## WHAT IS BEING ASKED
From the records below, give the number of lines that contain the string "가슴둘레", without any other text.

________________

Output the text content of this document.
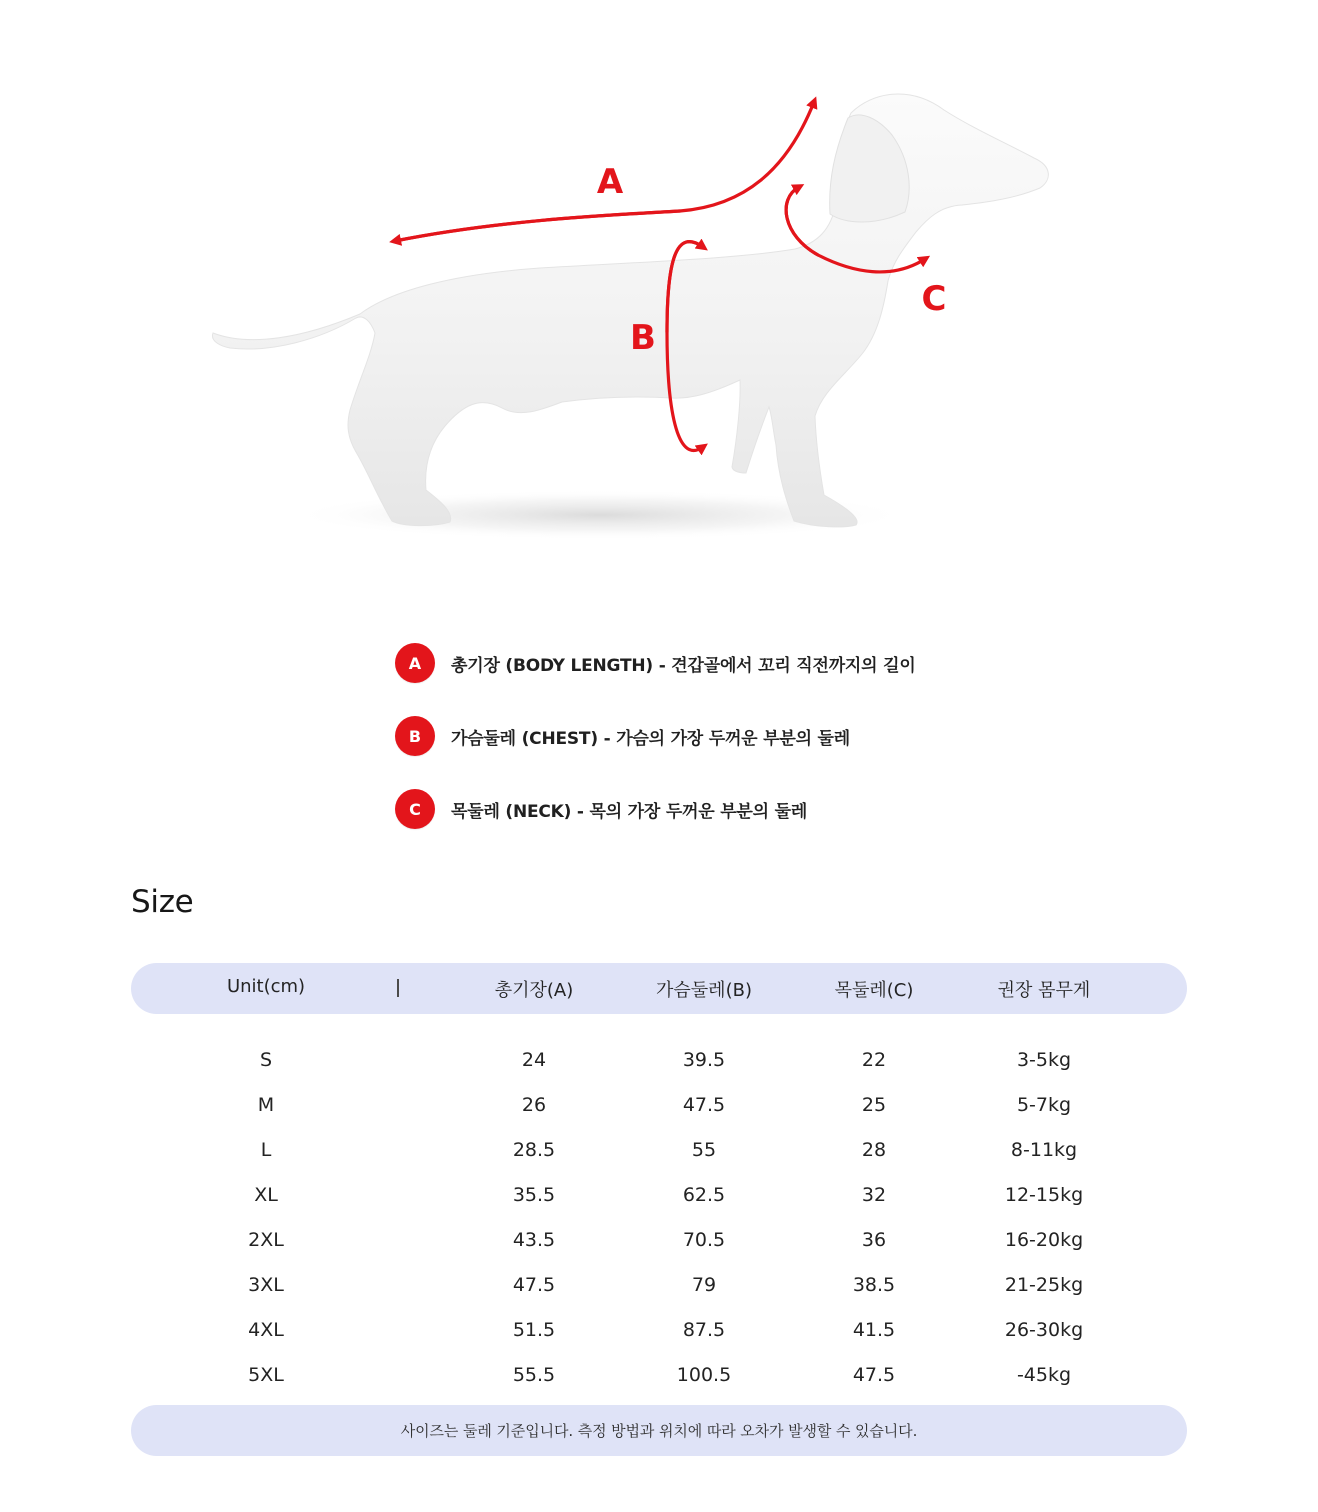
A
B
C
A	총기장 (BODY LENGTH) - 견갑골에서 꼬리 직전까지의 길이
B	가슴둘레 (CHEST) - 가슴의 가장 두꺼운 부분의 둘레
C	목둘레 (NECK) - 목의 가장 두꺼운 부분의 둘레
Size
Unit(cm)	총기장(A)	가슴둘레(B)	목둘레(C)	권장 몸무게
S	24	39.5	22	3-5kg
M	26	47.5	25	5-7kg
L	28.5	55	28	8-11kg
XL	35.5	62.5	32	12-15kg
2XL	43.5	70.5	36	16-20kg
3XL	47.5	79	38.5	21-25kg
4XL	51.5	87.5	41.5	26-30kg
5XL	55.5	100.5	47.5	-45kg
사이즈는 둘레 기준입니다. 측정 방법과 위치에 따라 오차가 발생할 수 있습니다.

________________

## SOLVED PROBLEM
2